Task description: Transcribe each line of the records below exactly, excluding any embedded images.

Data shown:

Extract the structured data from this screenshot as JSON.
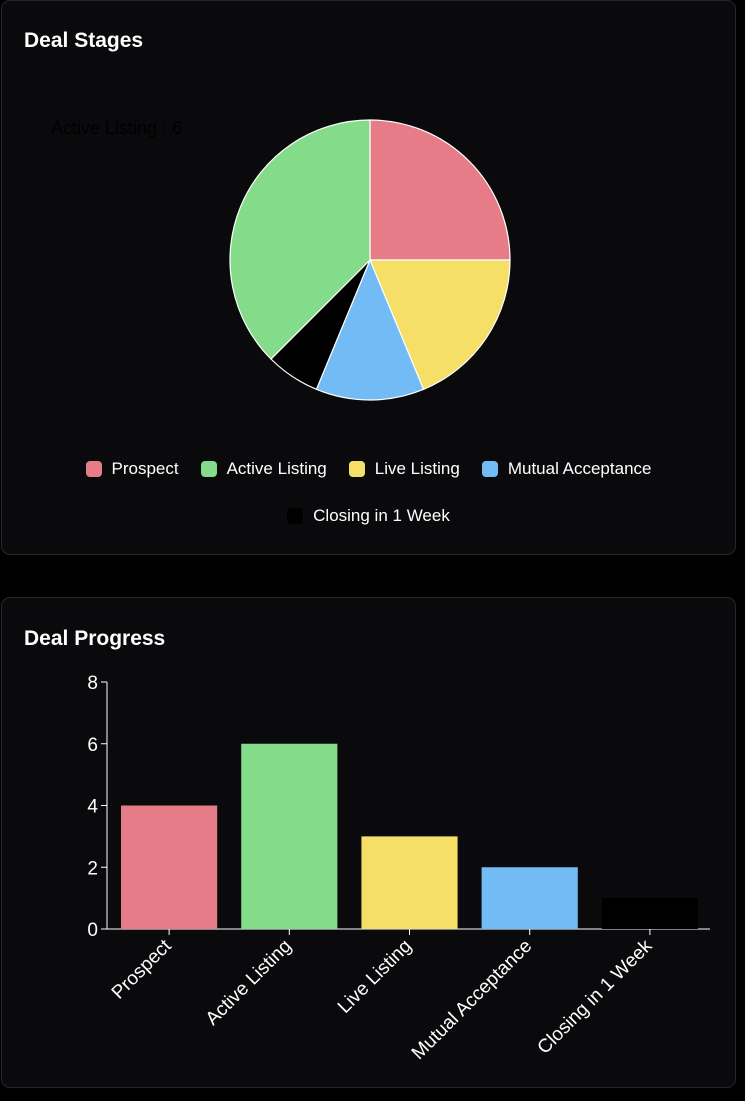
{
  "colors": {
    "prospect": "#e57c87",
    "active_listing": "#84dc8b",
    "live_listing": "#f5df66",
    "mutual_acceptance": "#72bbf5",
    "closing": "#000000",
    "card_bg": "#0a0a0c",
    "border": "#27272a"
  },
  "stages_card": {
    "title": "Deal Stages",
    "tooltip": "Active Listing : 6"
  },
  "progress_card": {
    "title": "Deal Progress"
  },
  "chart_data": [
    {
      "type": "pie",
      "title": "Deal Stages",
      "categories": [
        "Prospect",
        "Live Listing",
        "Mutual Acceptance",
        "Closing in 1 Week",
        "Active Listing"
      ],
      "values": [
        4,
        3,
        2,
        1,
        6
      ],
      "legend": [
        "Prospect",
        "Active Listing",
        "Live Listing",
        "Mutual Acceptance",
        "Closing in 1 Week"
      ],
      "legend_placement": "bottom"
    },
    {
      "type": "bar",
      "title": "Deal Progress",
      "categories": [
        "Prospect",
        "Active Listing",
        "Live Listing",
        "Mutual Acceptance",
        "Closing in 1 Week"
      ],
      "values": [
        4,
        6,
        3,
        2,
        1
      ],
      "yticks": [
        0,
        2,
        4,
        6,
        8
      ],
      "ylim": [
        0,
        8
      ],
      "xlabel": "",
      "ylabel": "",
      "grid": false
    }
  ]
}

Result of this task:
Extract the structured data from this screenshot as JSON.
{
  "colors": {
    "prospect": "#e57c87",
    "active_listing": "#84dc8b",
    "live_listing": "#f5df66",
    "mutual_acceptance": "#72bbf5",
    "closing": "#000000",
    "card_bg": "#0a0a0c",
    "border": "#27272a"
  },
  "stages_card": {
    "title": "Deal Stages",
    "tooltip": "Active Listing : 6"
  },
  "progress_card": {
    "title": "Deal Progress"
  },
  "chart_data": [
    {
      "type": "pie",
      "title": "Deal Stages",
      "categories": [
        "Prospect",
        "Live Listing",
        "Mutual Acceptance",
        "Closing in 1 Week",
        "Active Listing"
      ],
      "values": [
        4,
        3,
        2,
        1,
        6
      ],
      "legend": [
        "Prospect",
        "Active Listing",
        "Live Listing",
        "Mutual Acceptance",
        "Closing in 1 Week"
      ],
      "legend_placement": "bottom"
    },
    {
      "type": "bar",
      "title": "Deal Progress",
      "categories": [
        "Prospect",
        "Active Listing",
        "Live Listing",
        "Mutual Acceptance",
        "Closing in 1 Week"
      ],
      "values": [
        4,
        6,
        3,
        2,
        1
      ],
      "yticks": [
        0,
        2,
        4,
        6,
        8
      ],
      "ylim": [
        0,
        8
      ],
      "xlabel": "",
      "ylabel": "",
      "grid": false
    }
  ]
}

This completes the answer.